▶ [Stated goal] Extract each line where the string "schedules" shows up.
┄┄┄┄┄┄
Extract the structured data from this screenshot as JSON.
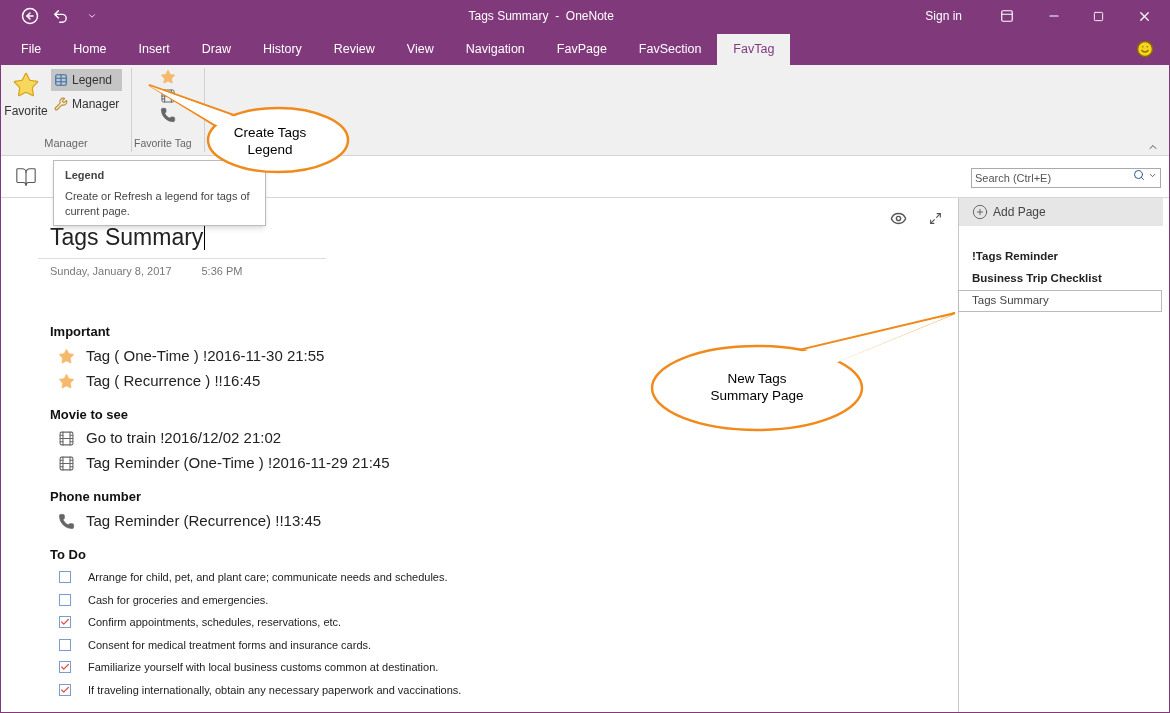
{
  "window": {
    "title": "Tags Summary  -  OneNote",
    "sign_in": "Sign in"
  },
  "tabs": [
    {
      "label": "File",
      "selected": false
    },
    {
      "label": "Home",
      "selected": false
    },
    {
      "label": "Insert",
      "selected": false
    },
    {
      "label": "Draw",
      "selected": false
    },
    {
      "label": "History",
      "selected": false
    },
    {
      "label": "Review",
      "selected": false
    },
    {
      "label": "View",
      "selected": false
    },
    {
      "label": "Navigation",
      "selected": false
    },
    {
      "label": "FavPage",
      "selected": false
    },
    {
      "label": "FavSection",
      "selected": false
    },
    {
      "label": "FavTag",
      "selected": true
    }
  ],
  "ribbon": {
    "manager_group": {
      "label": "Manager",
      "favorite": "Favorite",
      "buttons": [
        {
          "label": "Legend",
          "kind": "legend",
          "highlighted": true
        },
        {
          "label": "Manager",
          "kind": "manager",
          "highlighted": false
        }
      ]
    },
    "favorite_tag_group": {
      "label": "Favorite Tag",
      "icons": [
        {
          "kind": "star"
        },
        {
          "kind": "film"
        },
        {
          "kind": "phone"
        }
      ]
    }
  },
  "tooltip": {
    "title": "Legend",
    "text": "Create or Refresh a legend for tags of current page."
  },
  "search": {
    "placeholder": "Search (Ctrl+E)"
  },
  "page": {
    "title": "Tags Summary",
    "date": "Sunday, January 8, 2017",
    "time": "5:36 PM",
    "sections": [
      {
        "heading": "Important",
        "items": [
          {
            "kind": "star",
            "text": "Tag ( One-Time ) !2016-11-30 21:55"
          },
          {
            "kind": "star",
            "text": "Tag ( Recurrence ) !!16:45"
          }
        ]
      },
      {
        "heading": "Movie to see",
        "items": [
          {
            "kind": "film",
            "text": "Go to train !2016/12/02 21:02"
          },
          {
            "kind": "film",
            "text": "Tag Reminder (One-Time ) !2016-11-29 21:45"
          }
        ]
      },
      {
        "heading": "Phone number",
        "items": [
          {
            "kind": "phone",
            "text": "Tag Reminder (Recurrence) !!13:45"
          }
        ]
      },
      {
        "heading": "To Do",
        "items": [
          {
            "kind": "todo",
            "checked": false,
            "text": "Arrange for child, pet, and plant care; communicate needs and schedules."
          },
          {
            "kind": "todo",
            "checked": false,
            "text": "Cash for groceries and emergencies."
          },
          {
            "kind": "todo",
            "checked": true,
            "text": "Confirm appointments, schedules, reservations, etc."
          },
          {
            "kind": "todo",
            "checked": false,
            "text": "Consent for medical treatment forms and insurance cards."
          },
          {
            "kind": "todo",
            "checked": true,
            "text": "Familiarize yourself with local business customs common at destination."
          },
          {
            "kind": "todo",
            "checked": true,
            "text": "If traveling internationally, obtain any necessary paperwork and vaccinations."
          }
        ]
      }
    ]
  },
  "page_list": {
    "add_page": "Add Page",
    "pages": [
      {
        "title": "!Tags Reminder",
        "selected": false
      },
      {
        "title": "Business Trip Checklist",
        "selected": false
      },
      {
        "title": "Tags Summary",
        "selected": true
      }
    ]
  },
  "callouts": [
    {
      "text": "Create Tags Legend"
    },
    {
      "text": "New Tags Summary Page"
    }
  ]
}
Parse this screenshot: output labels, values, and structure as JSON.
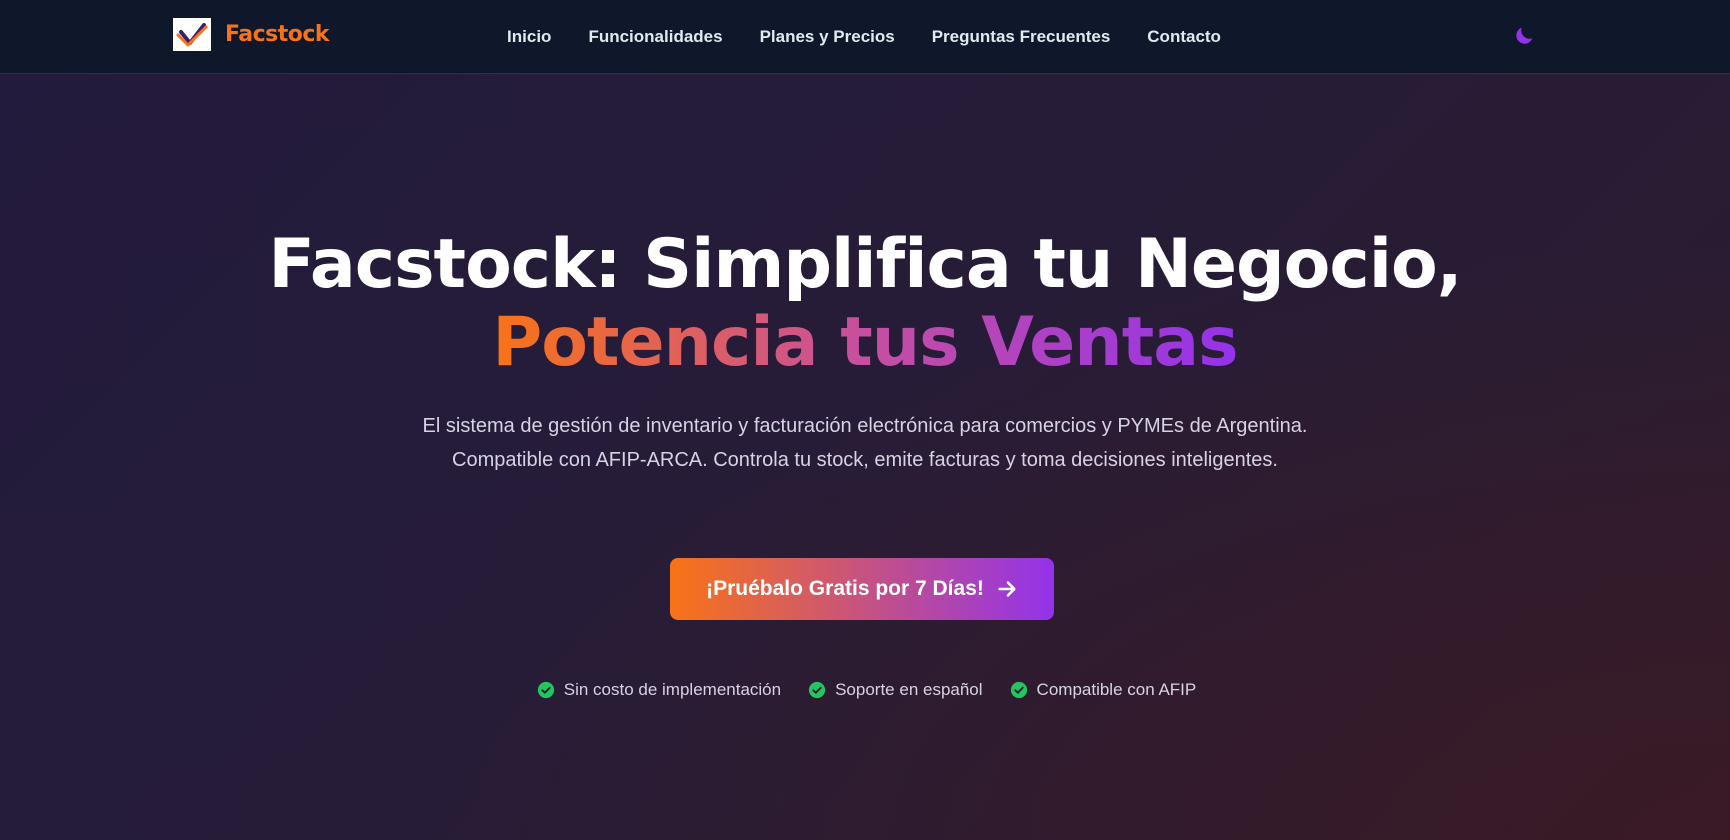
{
  "brand": {
    "name": "Facstock",
    "logo_icon": "check-mark-logo-icon",
    "color": "#f97316"
  },
  "nav": {
    "links": [
      {
        "label": "Inicio"
      },
      {
        "label": "Funcionalidades"
      },
      {
        "label": "Planes y Precios"
      },
      {
        "label": "Preguntas Frecuentes"
      },
      {
        "label": "Contacto"
      }
    ],
    "theme_toggle_icon": "moon-icon"
  },
  "hero": {
    "title_line1": "Facstock: Simplifica tu Negocio,",
    "title_line2": "Potencia tus Ventas",
    "description": "El sistema de gestión de inventario y facturación electrónica para comercios y PYMEs de Argentina. Compatible con AFIP-ARCA. Controla tu stock, emite facturas y toma decisiones inteligentes.",
    "cta_label": "¡Pruébalo Gratis por 7 Días!",
    "cta_icon": "arrow-right-icon",
    "features": [
      {
        "label": "Sin costo de implementación",
        "icon": "check-circle-icon"
      },
      {
        "label": "Soporte en español",
        "icon": "check-circle-icon"
      },
      {
        "label": "Compatible con AFIP",
        "icon": "check-circle-icon"
      }
    ]
  },
  "colors": {
    "accent_orange": "#f97316",
    "accent_purple": "#9333ea",
    "check_green": "#22c55e",
    "nav_bg": "#0f172a"
  }
}
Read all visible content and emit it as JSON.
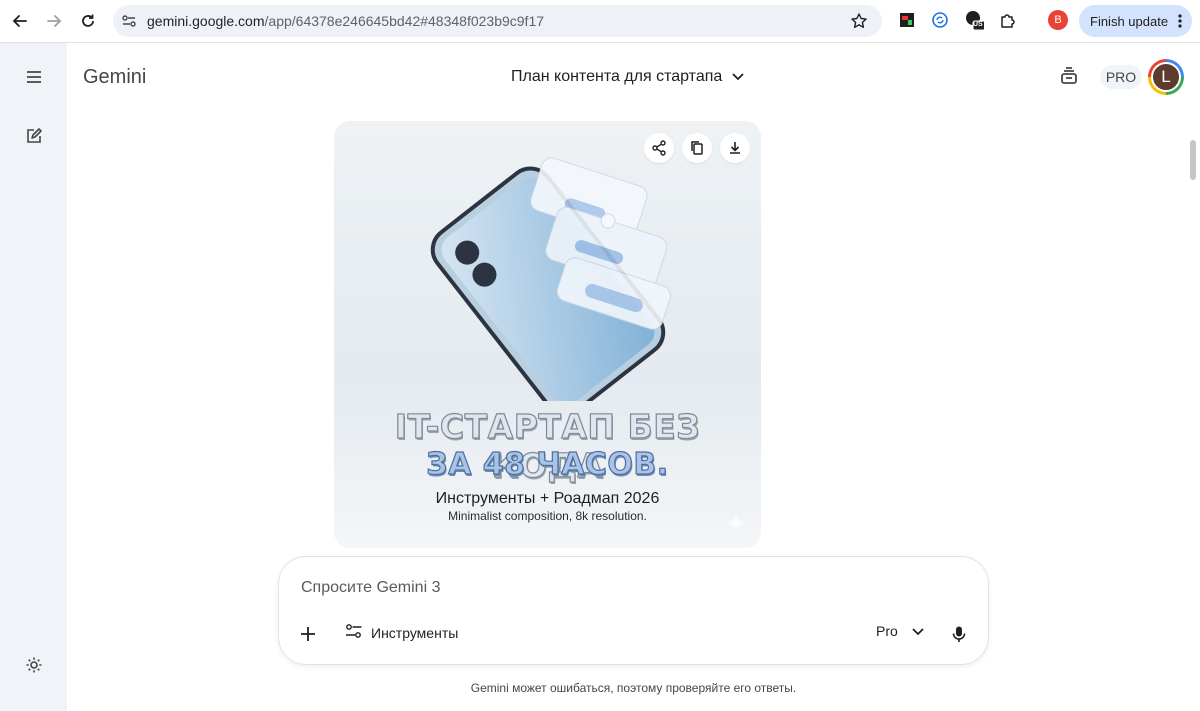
{
  "browser": {
    "url_domain": "gemini.google.com",
    "url_path": "/app/64378e246645bd42#48348f023b9c9f17",
    "profile_initial": "B",
    "finish_update_label": "Finish update",
    "ext_badge": "US"
  },
  "app": {
    "title": "Gemini",
    "conversation_title": "План контента для стартапа",
    "plan_badge": "PRO",
    "avatar_initial": "L"
  },
  "image": {
    "headline_line1": "IT-СТАРТАП БЕЗ КОДА",
    "headline_line2": "ЗА 48 ЧАСОВ.",
    "subtitle": "Инструменты + Роадмап 2026",
    "caption": "Minimalist composition, 8k resolution."
  },
  "composer": {
    "placeholder": "Спросите Gemini 3",
    "tools_label": "Инструменты",
    "model_label": "Pro"
  },
  "footer": {
    "disclaimer": "Gemini может ошибаться, поэтому проверяйте его ответы."
  },
  "colors": {
    "sidebar_bg": "#f0f4f9",
    "finish_update_bg": "#d3e3fd",
    "profile_badge": "#ea4335"
  }
}
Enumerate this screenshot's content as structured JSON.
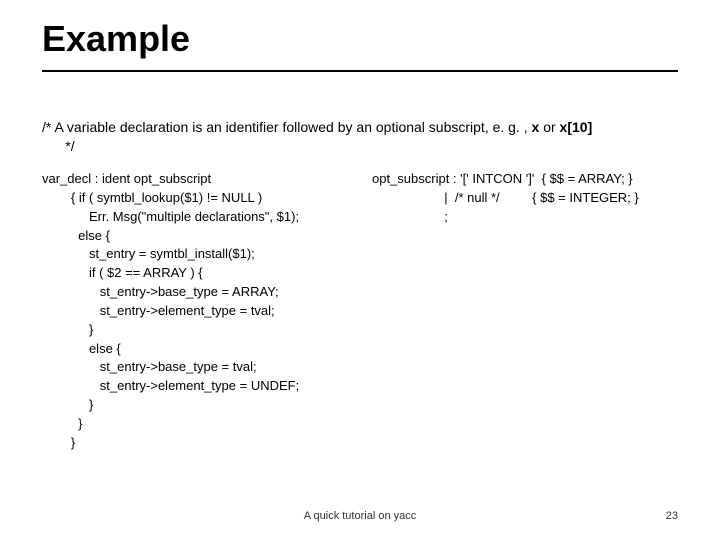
{
  "title": "Example",
  "comment_prefix": "/* A variable declaration is an identifier followed by an optional subscript, e. g. , ",
  "comment_bold1": "x",
  "comment_mid": " or ",
  "comment_bold2": "x[10]",
  "comment_suffix_line2": "*/",
  "left_code": "var_decl : ident opt_subscript\n        { if ( symtbl_lookup($1) != NULL )\n             Err. Msg(\"multiple declarations\", $1);\n          else {\n             st_entry = symtbl_install($1);\n             if ( $2 == ARRAY ) {\n                st_entry->base_type = ARRAY;\n                st_entry->element_type = tval;\n             }\n             else {\n                st_entry->base_type = tval;\n                st_entry->element_type = UNDEF;\n             }\n          }\n        }",
  "right_code": "opt_subscript : '[' INTCON ']'  { $$ = ARRAY; }\n                    |  /* null */         { $$ = INTEGER; }\n                    ;",
  "footer_title": "A quick tutorial on yacc",
  "page_number": "23"
}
┄┄┄┄┄┄
▶ [Exercise output]
            "text": "Arrange for child, pet, and plant care; communicate needs and schedules."
            "text": "Confirm appointments, schedules, reservations, etc."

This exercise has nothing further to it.